__CONSIGNE__
Remplacez "témoignage" par "récit" dans le passage du texte sur la grève des Islandaises qui va de "Le Guardian britannique" à "dans la mêlée.", puis recopiez ce passage ainsi modifié.

Le mot "grève" leur faisait pourtant peur. L'action avait été proposée par un groupe radical, les Red sokkana (Bas rouges), et si l'idée leur plaisait, elles voulaient atténuer la portée d'un acte si total. Elle l'appelèrent "un jour sans" ou "jour fermé" selon la façon de traduire. Une expression qui pourrait être plus acceptable pour la population et qui heurterait moins les employeurs.  Le concept fit mouche massivement et joyeusement. Le 24 octobre octobre 1975 restera dans la mémoire islandaise, genres féminin et masculin confondus...

Ma grand mère, qui travaillait incroyablement dur dans une conserverie de poissons, n'était pas prête à prendre ce jour "sans".

                                                                                                             Annadis Rudolfsdottir

Le Guardian britannique fête cet anniversaire avec un témoignage magnifique, celui de Annadis Rudolfsdottir, fille, petite fille de femmes qui se jetèrent alors dans la mêlée.

"Gudrun Jonsdottir se rappelle encore ce qu'elle portait comme habits le 24 octobre 1975. Elle avait 21 ans, tout juste mariée, mère d'un bébé, et ce jour là, elle n'allait ni cuisiner, ni laver, ni travailler. tout comme ma mère, les amies de ma mère, les caissières des supermarchés, les enseignantes, soit comme 90% des Islandaises. (.../...) Dans les jours qui précédèrent le 24 octobre, il semblait que partout les femmes se rassemblaient, buvant du café, fumant sans cesse, parlant avec excitation. Ma grand mère, qui travaillait incroyablement dur dans une conserverie de poissons, n'était pas prête à prendre ce jour "sans". Mais les questions posées par les Islandaises tournaient dans sa tête. Pourquoi ses jeunes collègues mâles rapportaient-ils à la maison des revenus plus élevés alors que son travail à elle n'était pas moins dur physiquement. Ma mère qui était alors âgée de 28 ans, travaillait dans une laiterie et eut toutes les peines du monde à convaincre sa patronne, une femme de 50 ans, dure à la tâche, qu'elles devaient laisser tomber leur boulot ce jour-là."

__DONNÉES FOURNIES__
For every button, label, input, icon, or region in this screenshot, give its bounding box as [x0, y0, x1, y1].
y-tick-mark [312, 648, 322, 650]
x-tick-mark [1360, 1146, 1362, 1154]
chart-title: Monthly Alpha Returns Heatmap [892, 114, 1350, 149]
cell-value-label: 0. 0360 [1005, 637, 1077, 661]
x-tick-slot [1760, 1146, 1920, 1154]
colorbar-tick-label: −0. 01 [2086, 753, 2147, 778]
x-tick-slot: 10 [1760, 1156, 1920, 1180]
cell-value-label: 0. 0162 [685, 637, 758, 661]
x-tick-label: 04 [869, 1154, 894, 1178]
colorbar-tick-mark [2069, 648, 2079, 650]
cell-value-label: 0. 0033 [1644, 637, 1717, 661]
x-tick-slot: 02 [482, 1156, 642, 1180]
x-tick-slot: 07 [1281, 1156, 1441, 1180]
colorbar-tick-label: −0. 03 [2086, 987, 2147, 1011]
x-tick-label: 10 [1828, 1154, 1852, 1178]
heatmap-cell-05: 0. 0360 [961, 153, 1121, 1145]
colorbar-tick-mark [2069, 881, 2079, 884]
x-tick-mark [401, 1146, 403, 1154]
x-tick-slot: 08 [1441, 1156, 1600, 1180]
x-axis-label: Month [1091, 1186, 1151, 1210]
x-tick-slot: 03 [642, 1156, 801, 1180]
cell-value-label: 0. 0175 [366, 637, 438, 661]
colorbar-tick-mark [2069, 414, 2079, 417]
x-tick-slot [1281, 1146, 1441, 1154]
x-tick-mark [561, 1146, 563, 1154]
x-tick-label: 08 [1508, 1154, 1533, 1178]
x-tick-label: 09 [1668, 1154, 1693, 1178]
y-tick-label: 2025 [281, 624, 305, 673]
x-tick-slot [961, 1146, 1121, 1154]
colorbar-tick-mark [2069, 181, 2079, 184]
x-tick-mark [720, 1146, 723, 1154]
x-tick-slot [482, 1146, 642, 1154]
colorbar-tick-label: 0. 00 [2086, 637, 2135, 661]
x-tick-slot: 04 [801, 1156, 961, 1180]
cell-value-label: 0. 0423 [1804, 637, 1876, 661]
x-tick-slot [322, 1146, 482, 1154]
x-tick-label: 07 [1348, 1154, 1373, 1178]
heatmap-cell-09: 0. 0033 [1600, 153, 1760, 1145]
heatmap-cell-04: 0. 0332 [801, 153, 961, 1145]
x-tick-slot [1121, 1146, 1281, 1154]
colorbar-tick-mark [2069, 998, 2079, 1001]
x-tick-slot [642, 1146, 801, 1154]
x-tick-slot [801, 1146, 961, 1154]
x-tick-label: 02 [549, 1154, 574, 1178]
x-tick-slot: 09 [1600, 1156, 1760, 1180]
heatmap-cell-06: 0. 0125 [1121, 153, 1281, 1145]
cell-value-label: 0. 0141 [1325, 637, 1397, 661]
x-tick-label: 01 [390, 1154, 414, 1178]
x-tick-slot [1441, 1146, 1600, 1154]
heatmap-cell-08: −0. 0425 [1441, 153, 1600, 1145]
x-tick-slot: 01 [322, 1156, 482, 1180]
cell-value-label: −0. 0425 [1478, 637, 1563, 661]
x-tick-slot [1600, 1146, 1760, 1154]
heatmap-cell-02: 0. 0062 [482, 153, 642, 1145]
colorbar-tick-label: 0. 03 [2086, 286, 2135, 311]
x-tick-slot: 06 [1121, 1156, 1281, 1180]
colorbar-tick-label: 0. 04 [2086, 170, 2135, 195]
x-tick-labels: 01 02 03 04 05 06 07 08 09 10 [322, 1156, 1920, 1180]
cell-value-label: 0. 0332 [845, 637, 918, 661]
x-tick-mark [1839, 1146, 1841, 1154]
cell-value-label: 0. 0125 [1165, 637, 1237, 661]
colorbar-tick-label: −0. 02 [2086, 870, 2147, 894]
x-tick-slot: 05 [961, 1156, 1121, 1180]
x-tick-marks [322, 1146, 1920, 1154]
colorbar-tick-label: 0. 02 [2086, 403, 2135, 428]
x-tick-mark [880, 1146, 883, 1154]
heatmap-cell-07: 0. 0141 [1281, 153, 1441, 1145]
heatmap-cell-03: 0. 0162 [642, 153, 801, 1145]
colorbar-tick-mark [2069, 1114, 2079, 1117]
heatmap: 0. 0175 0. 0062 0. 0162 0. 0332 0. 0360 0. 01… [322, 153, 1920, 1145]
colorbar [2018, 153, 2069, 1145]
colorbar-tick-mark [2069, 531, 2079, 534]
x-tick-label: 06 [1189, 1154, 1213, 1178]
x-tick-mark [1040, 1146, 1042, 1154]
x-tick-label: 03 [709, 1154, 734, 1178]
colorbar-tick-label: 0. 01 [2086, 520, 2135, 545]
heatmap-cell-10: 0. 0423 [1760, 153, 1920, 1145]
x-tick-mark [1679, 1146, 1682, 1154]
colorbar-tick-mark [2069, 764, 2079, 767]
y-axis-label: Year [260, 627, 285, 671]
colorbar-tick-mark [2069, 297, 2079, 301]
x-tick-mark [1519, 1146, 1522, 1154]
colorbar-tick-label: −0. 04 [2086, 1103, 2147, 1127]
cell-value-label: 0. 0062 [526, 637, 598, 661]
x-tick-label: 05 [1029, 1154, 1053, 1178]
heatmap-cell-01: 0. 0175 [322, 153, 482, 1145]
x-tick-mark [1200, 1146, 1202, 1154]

__RÉPONSE FINALE__
Le Guardian britannique fête cet anniversaire avec un récit magnifique, celui de Annadis Rudolfsdottir, fille, petite fille de femmes qui se jetèrent alors dans la mêlée.